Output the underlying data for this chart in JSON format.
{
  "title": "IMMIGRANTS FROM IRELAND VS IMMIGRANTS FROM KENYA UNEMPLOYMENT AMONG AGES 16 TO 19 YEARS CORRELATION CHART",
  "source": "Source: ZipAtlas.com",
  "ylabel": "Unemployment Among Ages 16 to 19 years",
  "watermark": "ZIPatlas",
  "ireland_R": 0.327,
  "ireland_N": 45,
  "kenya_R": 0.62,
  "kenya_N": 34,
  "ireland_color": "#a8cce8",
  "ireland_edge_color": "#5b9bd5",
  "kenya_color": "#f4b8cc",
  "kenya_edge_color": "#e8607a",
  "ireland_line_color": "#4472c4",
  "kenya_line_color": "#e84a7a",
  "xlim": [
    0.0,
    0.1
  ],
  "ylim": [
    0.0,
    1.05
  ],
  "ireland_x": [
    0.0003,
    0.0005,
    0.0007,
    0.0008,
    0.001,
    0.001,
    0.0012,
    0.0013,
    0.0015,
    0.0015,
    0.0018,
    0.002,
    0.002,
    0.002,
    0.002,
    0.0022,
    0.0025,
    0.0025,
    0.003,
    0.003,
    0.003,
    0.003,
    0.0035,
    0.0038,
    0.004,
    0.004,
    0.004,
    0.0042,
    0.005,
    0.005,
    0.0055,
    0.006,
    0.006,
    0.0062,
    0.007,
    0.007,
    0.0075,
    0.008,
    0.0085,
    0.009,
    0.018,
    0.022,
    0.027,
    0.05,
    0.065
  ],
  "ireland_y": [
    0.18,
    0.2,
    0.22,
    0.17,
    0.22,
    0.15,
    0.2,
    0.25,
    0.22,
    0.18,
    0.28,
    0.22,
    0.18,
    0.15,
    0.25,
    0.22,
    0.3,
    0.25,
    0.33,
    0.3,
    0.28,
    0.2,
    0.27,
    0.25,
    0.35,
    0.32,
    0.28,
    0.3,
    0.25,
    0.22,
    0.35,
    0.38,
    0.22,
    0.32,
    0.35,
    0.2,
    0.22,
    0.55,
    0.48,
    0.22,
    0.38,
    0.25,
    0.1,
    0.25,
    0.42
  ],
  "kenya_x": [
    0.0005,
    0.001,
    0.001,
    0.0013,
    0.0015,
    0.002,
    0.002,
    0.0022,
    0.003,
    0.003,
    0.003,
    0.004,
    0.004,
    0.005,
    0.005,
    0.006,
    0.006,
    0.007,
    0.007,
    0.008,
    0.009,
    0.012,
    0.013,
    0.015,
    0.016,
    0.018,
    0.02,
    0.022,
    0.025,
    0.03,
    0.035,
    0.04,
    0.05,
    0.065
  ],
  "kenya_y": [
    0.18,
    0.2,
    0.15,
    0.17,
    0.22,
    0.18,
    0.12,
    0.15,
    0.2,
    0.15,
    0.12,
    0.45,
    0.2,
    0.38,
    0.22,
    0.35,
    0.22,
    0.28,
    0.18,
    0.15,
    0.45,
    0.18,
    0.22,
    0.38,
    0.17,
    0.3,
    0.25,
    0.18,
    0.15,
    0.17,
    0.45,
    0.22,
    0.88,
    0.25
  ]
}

Task goal: Quote the listing in full, please, keeping every line exact.

Solution:
Output the underlying data for this chart in JSON format.
{
  "title": "IMMIGRANTS FROM IRELAND VS IMMIGRANTS FROM KENYA UNEMPLOYMENT AMONG AGES 16 TO 19 YEARS CORRELATION CHART",
  "source": "Source: ZipAtlas.com",
  "ylabel": "Unemployment Among Ages 16 to 19 years",
  "watermark": "ZIPatlas",
  "ireland_R": 0.327,
  "ireland_N": 45,
  "kenya_R": 0.62,
  "kenya_N": 34,
  "ireland_color": "#a8cce8",
  "ireland_edge_color": "#5b9bd5",
  "kenya_color": "#f4b8cc",
  "kenya_edge_color": "#e8607a",
  "ireland_line_color": "#4472c4",
  "kenya_line_color": "#e84a7a",
  "xlim": [
    0.0,
    0.1
  ],
  "ylim": [
    0.0,
    1.05
  ],
  "ireland_x": [
    0.0003,
    0.0005,
    0.0007,
    0.0008,
    0.001,
    0.001,
    0.0012,
    0.0013,
    0.0015,
    0.0015,
    0.0018,
    0.002,
    0.002,
    0.002,
    0.002,
    0.0022,
    0.0025,
    0.0025,
    0.003,
    0.003,
    0.003,
    0.003,
    0.0035,
    0.0038,
    0.004,
    0.004,
    0.004,
    0.0042,
    0.005,
    0.005,
    0.0055,
    0.006,
    0.006,
    0.0062,
    0.007,
    0.007,
    0.0075,
    0.008,
    0.0085,
    0.009,
    0.018,
    0.022,
    0.027,
    0.05,
    0.065
  ],
  "ireland_y": [
    0.18,
    0.2,
    0.22,
    0.17,
    0.22,
    0.15,
    0.2,
    0.25,
    0.22,
    0.18,
    0.28,
    0.22,
    0.18,
    0.15,
    0.25,
    0.22,
    0.3,
    0.25,
    0.33,
    0.3,
    0.28,
    0.2,
    0.27,
    0.25,
    0.35,
    0.32,
    0.28,
    0.3,
    0.25,
    0.22,
    0.35,
    0.38,
    0.22,
    0.32,
    0.35,
    0.2,
    0.22,
    0.55,
    0.48,
    0.22,
    0.38,
    0.25,
    0.1,
    0.25,
    0.42
  ],
  "kenya_x": [
    0.0005,
    0.001,
    0.001,
    0.0013,
    0.0015,
    0.002,
    0.002,
    0.0022,
    0.003,
    0.003,
    0.003,
    0.004,
    0.004,
    0.005,
    0.005,
    0.006,
    0.006,
    0.007,
    0.007,
    0.008,
    0.009,
    0.012,
    0.013,
    0.015,
    0.016,
    0.018,
    0.02,
    0.022,
    0.025,
    0.03,
    0.035,
    0.04,
    0.05,
    0.065
  ],
  "kenya_y": [
    0.18,
    0.2,
    0.15,
    0.17,
    0.22,
    0.18,
    0.12,
    0.15,
    0.2,
    0.15,
    0.12,
    0.45,
    0.2,
    0.38,
    0.22,
    0.35,
    0.22,
    0.28,
    0.18,
    0.15,
    0.45,
    0.18,
    0.22,
    0.38,
    0.17,
    0.3,
    0.25,
    0.18,
    0.15,
    0.17,
    0.45,
    0.22,
    0.88,
    0.25
  ]
}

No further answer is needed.